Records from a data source
+===+

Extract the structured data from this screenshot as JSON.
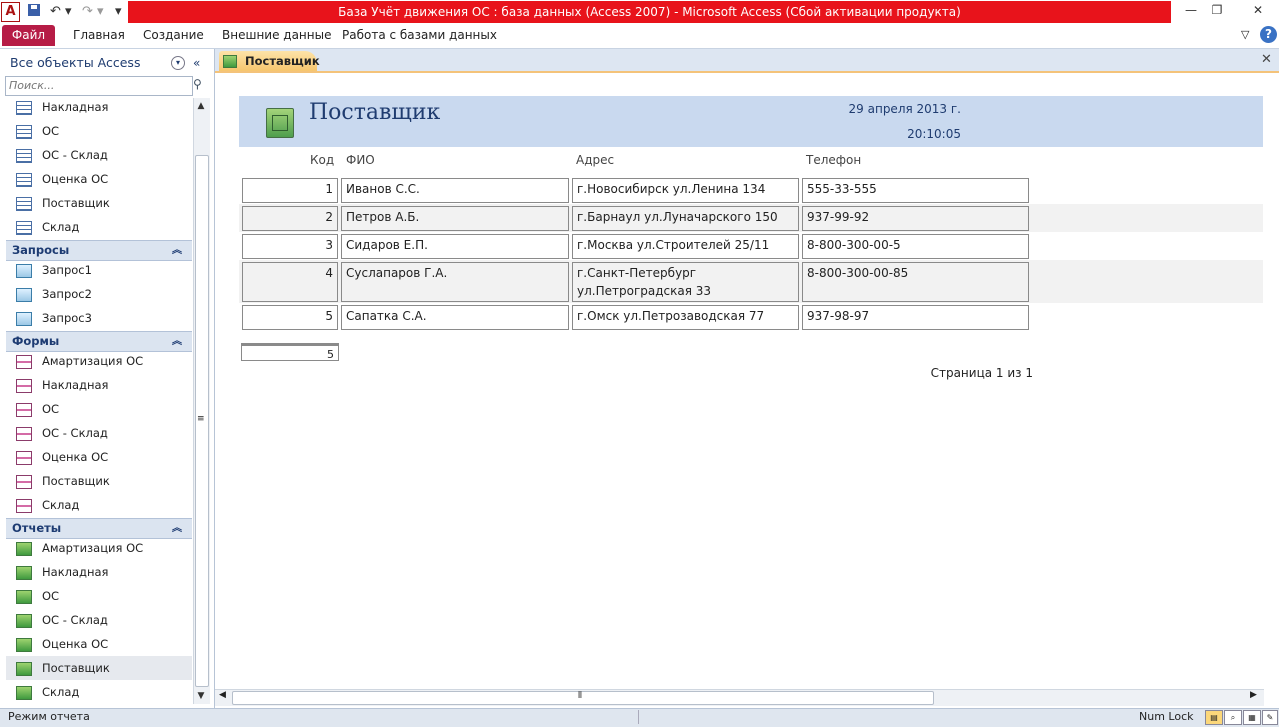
{
  "window": {
    "title": "База Учёт движения ОС : база данных (Access 2007)  -  Microsoft Access (Сбой активации продукта)"
  },
  "ribbon": {
    "tabs": [
      "Файл",
      "Главная",
      "Создание",
      "Внешние данные",
      "Работа с базами данных"
    ]
  },
  "nav": {
    "header": "Все объекты Access",
    "search_placeholder": "Поиск...",
    "tables": [
      "Накладная",
      "ОС",
      "ОС - Склад",
      "Оценка ОС",
      "Поставщик",
      "Склад"
    ],
    "queries_title": "Запросы",
    "queries": [
      "Запрос1",
      "Запрос2",
      "Запрос3"
    ],
    "forms_title": "Формы",
    "forms": [
      "Амартизация ОС",
      "Накладная",
      "ОС",
      "ОС - Склад",
      "Оценка ОС",
      "Поставщик",
      "Склад"
    ],
    "reports_title": "Отчеты",
    "reports": [
      "Амартизация ОС",
      "Накладная",
      "ОС",
      "ОС - Склад",
      "Оценка ОС",
      "Поставщик",
      "Склад"
    ],
    "selected_report": "Поставщик"
  },
  "doc_tab": {
    "label": "Поставщик"
  },
  "report": {
    "title": "Поставщик",
    "date": "29 апреля 2013 г.",
    "time": "20:10:05",
    "columns": [
      "Код",
      "ФИО",
      "Адрес",
      "Телефон"
    ],
    "rows": [
      {
        "id": "1",
        "fio": "Иванов С.С.",
        "address": "г.Новосибирск ул.Ленина 134",
        "phone": "555-33-555"
      },
      {
        "id": "2",
        "fio": "Петров А.Б.",
        "address": "г.Барнаул ул.Луначарского 150",
        "phone": "937-99-92"
      },
      {
        "id": "3",
        "fio": "Сидаров Е.П.",
        "address": "г.Москва ул.Строителей 25/11",
        "phone": "8-800-300-00-5"
      },
      {
        "id": "4",
        "fio": "Суслапаров Г.А.",
        "address_line1": "г.Санкт-Петербург",
        "address_line2": "ул.Петроградская 33",
        "phone": "8-800-300-00-85"
      },
      {
        "id": "5",
        "fio": "Сапатка С.А.",
        "address": "г.Омск ул.Петрозаводская 77",
        "phone": "937-98-97"
      }
    ],
    "total": "5",
    "page_info": "Страница 1 из 1"
  },
  "statusbar": {
    "mode": "Режим отчета",
    "numlock": "Num Lock"
  }
}
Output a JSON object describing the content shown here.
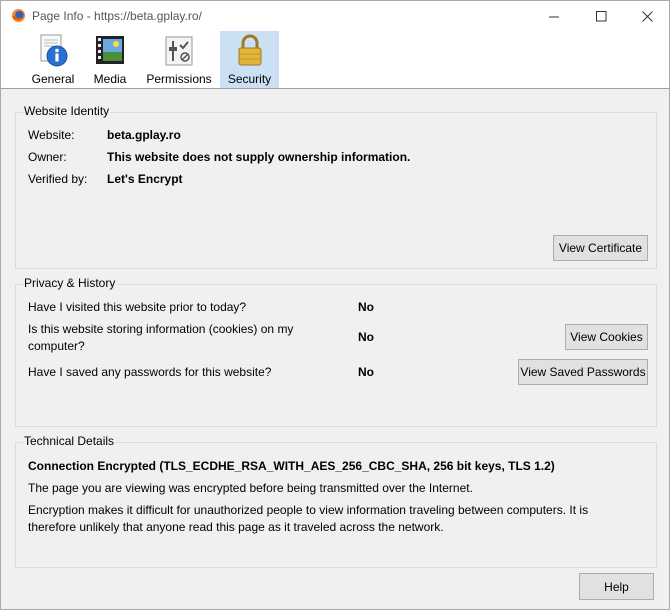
{
  "window": {
    "title": "Page Info - https://beta.gplay.ro/",
    "controls": {
      "minimize": "minimize-icon",
      "maximize": "maximize-icon",
      "close": "close-icon"
    }
  },
  "toolbar": {
    "tabs": [
      {
        "label": "General",
        "icon": "info-icon"
      },
      {
        "label": "Media",
        "icon": "film-icon"
      },
      {
        "label": "Permissions",
        "icon": "permissions-icon"
      },
      {
        "label": "Security",
        "icon": "padlock-icon",
        "selected": true
      }
    ]
  },
  "identity": {
    "heading": "Website Identity",
    "website_label": "Website:",
    "website_value": "beta.gplay.ro",
    "owner_label": "Owner:",
    "owner_value": "This website does not supply ownership information.",
    "verified_label": "Verified by:",
    "verified_value": "Let's Encrypt",
    "view_certificate": "View Certificate"
  },
  "privacy": {
    "heading": "Privacy & History",
    "visited_q": "Have I visited this website prior to today?",
    "visited_a": "No",
    "cookies_q_line1": "Is this website storing information (cookies) on my",
    "cookies_q_line2": "computer?",
    "cookies_a": "No",
    "view_cookies": "View Cookies",
    "passwords_q": "Have I saved any passwords for this website?",
    "passwords_a": "No",
    "view_passwords": "View Saved Passwords"
  },
  "technical": {
    "heading": "Technical Details",
    "connection": "Connection Encrypted (TLS_ECDHE_RSA_WITH_AES_256_CBC_SHA, 256 bit keys, TLS 1.2)",
    "para1": "The page you are viewing was encrypted before being transmitted over the Internet.",
    "para2_line1": "Encryption makes it difficult for unauthorized people to view information traveling between computers. It is",
    "para2_line2": "therefore unlikely that anyone read this page as it traveled across the network."
  },
  "footer": {
    "help": "Help"
  },
  "colors": {
    "selected_tab": "#cce0f4",
    "button_face": "#e1e1e1",
    "dialog_bg": "#f0f0f0"
  }
}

+===+

> [OBJECTIVE] Without the images, write out each line of the data verbatim.

> [FULL ANSWER]
Extract the structured data from this screenshot as JSON.
{
  "window": {
    "title": "База Учёт движения ОС : база данных (Access 2007)  -  Microsoft Access (Сбой активации продукта)"
  },
  "ribbon": {
    "tabs": [
      "Файл",
      "Главная",
      "Создание",
      "Внешние данные",
      "Работа с базами данных"
    ]
  },
  "nav": {
    "header": "Все объекты Access",
    "search_placeholder": "Поиск...",
    "tables": [
      "Накладная",
      "ОС",
      "ОС - Склад",
      "Оценка ОС",
      "Поставщик",
      "Склад"
    ],
    "queries_title": "Запросы",
    "queries": [
      "Запрос1",
      "Запрос2",
      "Запрос3"
    ],
    "forms_title": "Формы",
    "forms": [
      "Амартизация ОС",
      "Накладная",
      "ОС",
      "ОС - Склад",
      "Оценка ОС",
      "Поставщик",
      "Склад"
    ],
    "reports_title": "Отчеты",
    "reports": [
      "Амартизация ОС",
      "Накладная",
      "ОС",
      "ОС - Склад",
      "Оценка ОС",
      "Поставщик",
      "Склад"
    ],
    "selected_report": "Поставщик"
  },
  "doc_tab": {
    "label": "Поставщик"
  },
  "report": {
    "title": "Поставщик",
    "date": "29 апреля 2013 г.",
    "time": "20:10:05",
    "columns": [
      "Код",
      "ФИО",
      "Адрес",
      "Телефон"
    ],
    "rows": [
      {
        "id": "1",
        "fio": "Иванов С.С.",
        "address": "г.Новосибирск ул.Ленина 134",
        "phone": "555-33-555"
      },
      {
        "id": "2",
        "fio": "Петров А.Б.",
        "address": "г.Барнаул ул.Луначарского 150",
        "phone": "937-99-92"
      },
      {
        "id": "3",
        "fio": "Сидаров Е.П.",
        "address": "г.Москва ул.Строителей 25/11",
        "phone": "8-800-300-00-5"
      },
      {
        "id": "4",
        "fio": "Суслапаров Г.А.",
        "address_line1": "г.Санкт-Петербург",
        "address_line2": "ул.Петроградская 33",
        "phone": "8-800-300-00-85"
      },
      {
        "id": "5",
        "fio": "Сапатка С.А.",
        "address": "г.Омск ул.Петрозаводская 77",
        "phone": "937-98-97"
      }
    ],
    "total": "5",
    "page_info": "Страница 1 из 1"
  },
  "statusbar": {
    "mode": "Режим отчета",
    "numlock": "Num Lock"
  }
}
Output a JSON object describing the content shown here.
{
  "window": {
    "title": "Page Info - https://beta.gplay.ro/",
    "controls": {
      "minimize": "minimize-icon",
      "maximize": "maximize-icon",
      "close": "close-icon"
    }
  },
  "toolbar": {
    "tabs": [
      {
        "label": "General",
        "icon": "info-icon"
      },
      {
        "label": "Media",
        "icon": "film-icon"
      },
      {
        "label": "Permissions",
        "icon": "permissions-icon"
      },
      {
        "label": "Security",
        "icon": "padlock-icon",
        "selected": true
      }
    ]
  },
  "identity": {
    "heading": "Website Identity",
    "website_label": "Website:",
    "website_value": "beta.gplay.ro",
    "owner_label": "Owner:",
    "owner_value": "This website does not supply ownership information.",
    "verified_label": "Verified by:",
    "verified_value": "Let's Encrypt",
    "view_certificate": "View Certificate"
  },
  "privacy": {
    "heading": "Privacy & History",
    "visited_q": "Have I visited this website prior to today?",
    "visited_a": "No",
    "cookies_q_line1": "Is this website storing information (cookies) on my",
    "cookies_q_line2": "computer?",
    "cookies_a": "No",
    "view_cookies": "View Cookies",
    "passwords_q": "Have I saved any passwords for this website?",
    "passwords_a": "No",
    "view_passwords": "View Saved Passwords"
  },
  "technical": {
    "heading": "Technical Details",
    "connection": "Connection Encrypted (TLS_ECDHE_RSA_WITH_AES_256_CBC_SHA, 256 bit keys, TLS 1.2)",
    "para1": "The page you are viewing was encrypted before being transmitted over the Internet.",
    "para2_line1": "Encryption makes it difficult for unauthorized people to view information traveling between computers. It is",
    "para2_line2": "therefore unlikely that anyone read this page as it traveled across the network."
  },
  "footer": {
    "help": "Help"
  },
  "colors": {
    "selected_tab": "#cce0f4",
    "button_face": "#e1e1e1",
    "dialog_bg": "#f0f0f0"
  }
}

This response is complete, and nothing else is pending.